TASK INSTRUCTIONS:
Below are the records. Gather each line that holds "late".

## Start DATA FOR PROCESSING

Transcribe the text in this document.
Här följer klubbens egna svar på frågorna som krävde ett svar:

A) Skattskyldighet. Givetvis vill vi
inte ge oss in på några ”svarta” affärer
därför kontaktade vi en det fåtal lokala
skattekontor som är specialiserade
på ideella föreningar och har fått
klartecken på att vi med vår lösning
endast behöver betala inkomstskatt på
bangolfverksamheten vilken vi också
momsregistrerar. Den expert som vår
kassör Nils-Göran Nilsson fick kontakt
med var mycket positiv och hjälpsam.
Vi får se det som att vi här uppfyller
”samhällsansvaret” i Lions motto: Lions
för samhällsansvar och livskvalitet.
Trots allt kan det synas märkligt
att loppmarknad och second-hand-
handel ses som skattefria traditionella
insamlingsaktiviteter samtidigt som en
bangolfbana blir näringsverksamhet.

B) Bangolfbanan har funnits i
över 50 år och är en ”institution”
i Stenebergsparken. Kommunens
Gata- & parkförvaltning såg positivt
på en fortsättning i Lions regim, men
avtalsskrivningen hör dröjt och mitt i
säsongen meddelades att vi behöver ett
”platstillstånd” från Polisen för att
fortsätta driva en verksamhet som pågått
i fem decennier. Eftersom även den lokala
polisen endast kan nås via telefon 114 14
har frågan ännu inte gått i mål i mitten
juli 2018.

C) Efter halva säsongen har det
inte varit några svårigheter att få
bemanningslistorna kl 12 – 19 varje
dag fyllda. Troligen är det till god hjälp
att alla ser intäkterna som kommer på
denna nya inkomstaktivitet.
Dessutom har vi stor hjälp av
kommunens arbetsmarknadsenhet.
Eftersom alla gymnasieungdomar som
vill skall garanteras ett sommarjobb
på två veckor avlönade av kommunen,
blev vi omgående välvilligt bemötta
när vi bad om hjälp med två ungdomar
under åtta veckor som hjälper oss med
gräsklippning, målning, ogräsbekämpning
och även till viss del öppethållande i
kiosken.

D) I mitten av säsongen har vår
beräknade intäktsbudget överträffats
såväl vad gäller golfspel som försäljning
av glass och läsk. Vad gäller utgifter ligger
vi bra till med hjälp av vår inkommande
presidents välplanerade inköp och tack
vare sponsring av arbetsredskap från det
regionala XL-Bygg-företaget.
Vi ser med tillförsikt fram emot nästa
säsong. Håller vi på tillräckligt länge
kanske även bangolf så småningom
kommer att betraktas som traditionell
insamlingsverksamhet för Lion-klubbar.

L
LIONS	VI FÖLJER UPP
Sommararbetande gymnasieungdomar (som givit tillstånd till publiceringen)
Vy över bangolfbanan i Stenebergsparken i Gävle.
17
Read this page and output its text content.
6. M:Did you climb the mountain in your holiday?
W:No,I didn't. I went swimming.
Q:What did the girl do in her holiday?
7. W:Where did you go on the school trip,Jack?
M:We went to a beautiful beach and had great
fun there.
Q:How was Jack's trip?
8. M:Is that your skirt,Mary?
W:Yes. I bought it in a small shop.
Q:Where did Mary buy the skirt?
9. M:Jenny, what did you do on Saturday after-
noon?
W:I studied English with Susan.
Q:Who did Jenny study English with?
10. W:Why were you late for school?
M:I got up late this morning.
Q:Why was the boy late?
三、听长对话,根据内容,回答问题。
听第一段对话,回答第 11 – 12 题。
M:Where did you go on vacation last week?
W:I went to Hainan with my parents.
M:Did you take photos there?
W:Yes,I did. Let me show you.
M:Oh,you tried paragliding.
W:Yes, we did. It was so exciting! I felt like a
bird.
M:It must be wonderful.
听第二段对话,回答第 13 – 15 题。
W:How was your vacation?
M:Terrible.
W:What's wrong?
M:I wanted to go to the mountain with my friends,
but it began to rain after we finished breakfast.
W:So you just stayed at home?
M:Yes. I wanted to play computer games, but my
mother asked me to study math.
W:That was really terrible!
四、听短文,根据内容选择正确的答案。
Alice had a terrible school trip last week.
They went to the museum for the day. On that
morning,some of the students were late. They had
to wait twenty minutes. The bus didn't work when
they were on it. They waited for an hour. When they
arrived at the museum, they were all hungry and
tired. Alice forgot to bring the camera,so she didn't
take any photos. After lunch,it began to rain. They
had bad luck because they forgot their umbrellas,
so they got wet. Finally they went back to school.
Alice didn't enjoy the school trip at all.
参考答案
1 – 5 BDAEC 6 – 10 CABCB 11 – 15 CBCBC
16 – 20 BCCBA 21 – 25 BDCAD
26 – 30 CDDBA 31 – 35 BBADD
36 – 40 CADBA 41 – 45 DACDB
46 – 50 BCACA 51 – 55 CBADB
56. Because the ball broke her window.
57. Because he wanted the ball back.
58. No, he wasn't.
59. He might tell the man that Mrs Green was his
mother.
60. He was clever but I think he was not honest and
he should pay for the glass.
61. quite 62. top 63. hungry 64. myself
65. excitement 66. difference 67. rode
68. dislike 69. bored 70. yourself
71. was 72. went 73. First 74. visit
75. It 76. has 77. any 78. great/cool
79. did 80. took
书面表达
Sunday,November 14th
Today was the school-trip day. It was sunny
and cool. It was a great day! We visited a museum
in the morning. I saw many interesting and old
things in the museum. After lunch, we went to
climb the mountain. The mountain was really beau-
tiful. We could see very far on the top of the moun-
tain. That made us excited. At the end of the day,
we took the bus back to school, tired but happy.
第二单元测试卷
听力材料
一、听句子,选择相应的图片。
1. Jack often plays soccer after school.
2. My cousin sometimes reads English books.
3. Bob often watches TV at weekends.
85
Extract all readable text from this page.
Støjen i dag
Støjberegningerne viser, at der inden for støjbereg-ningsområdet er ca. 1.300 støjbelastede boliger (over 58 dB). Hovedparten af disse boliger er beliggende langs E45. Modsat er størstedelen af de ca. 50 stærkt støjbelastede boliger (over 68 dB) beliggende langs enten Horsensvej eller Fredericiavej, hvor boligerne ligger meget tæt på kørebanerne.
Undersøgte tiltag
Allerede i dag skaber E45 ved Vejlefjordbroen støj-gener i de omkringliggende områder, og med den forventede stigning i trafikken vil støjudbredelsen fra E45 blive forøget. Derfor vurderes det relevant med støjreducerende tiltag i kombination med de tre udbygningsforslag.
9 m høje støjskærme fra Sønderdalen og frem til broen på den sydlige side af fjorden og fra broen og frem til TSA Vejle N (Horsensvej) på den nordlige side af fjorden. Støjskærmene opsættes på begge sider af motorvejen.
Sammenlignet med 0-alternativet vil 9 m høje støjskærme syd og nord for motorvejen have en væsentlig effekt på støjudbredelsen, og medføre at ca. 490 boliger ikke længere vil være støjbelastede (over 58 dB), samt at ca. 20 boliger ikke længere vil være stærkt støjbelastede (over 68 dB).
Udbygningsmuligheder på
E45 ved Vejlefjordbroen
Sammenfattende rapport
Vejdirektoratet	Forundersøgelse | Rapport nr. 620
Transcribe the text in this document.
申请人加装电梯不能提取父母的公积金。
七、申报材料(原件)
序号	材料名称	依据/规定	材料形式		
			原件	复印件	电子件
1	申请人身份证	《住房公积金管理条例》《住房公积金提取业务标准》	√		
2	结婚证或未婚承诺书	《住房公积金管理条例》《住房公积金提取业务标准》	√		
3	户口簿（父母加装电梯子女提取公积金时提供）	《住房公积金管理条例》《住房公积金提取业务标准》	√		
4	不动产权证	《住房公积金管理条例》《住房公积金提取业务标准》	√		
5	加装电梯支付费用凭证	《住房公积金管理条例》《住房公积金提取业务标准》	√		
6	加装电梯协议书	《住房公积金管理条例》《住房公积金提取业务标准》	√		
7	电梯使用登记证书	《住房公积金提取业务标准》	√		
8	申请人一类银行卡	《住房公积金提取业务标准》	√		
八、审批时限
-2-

## End DATA FOR PROCESSING

WRITTEN REPLY:
10. W:Why were you late for school?
M:I got up late this morning.
Q:Why was the boy late?
morning,some of the students were late. They had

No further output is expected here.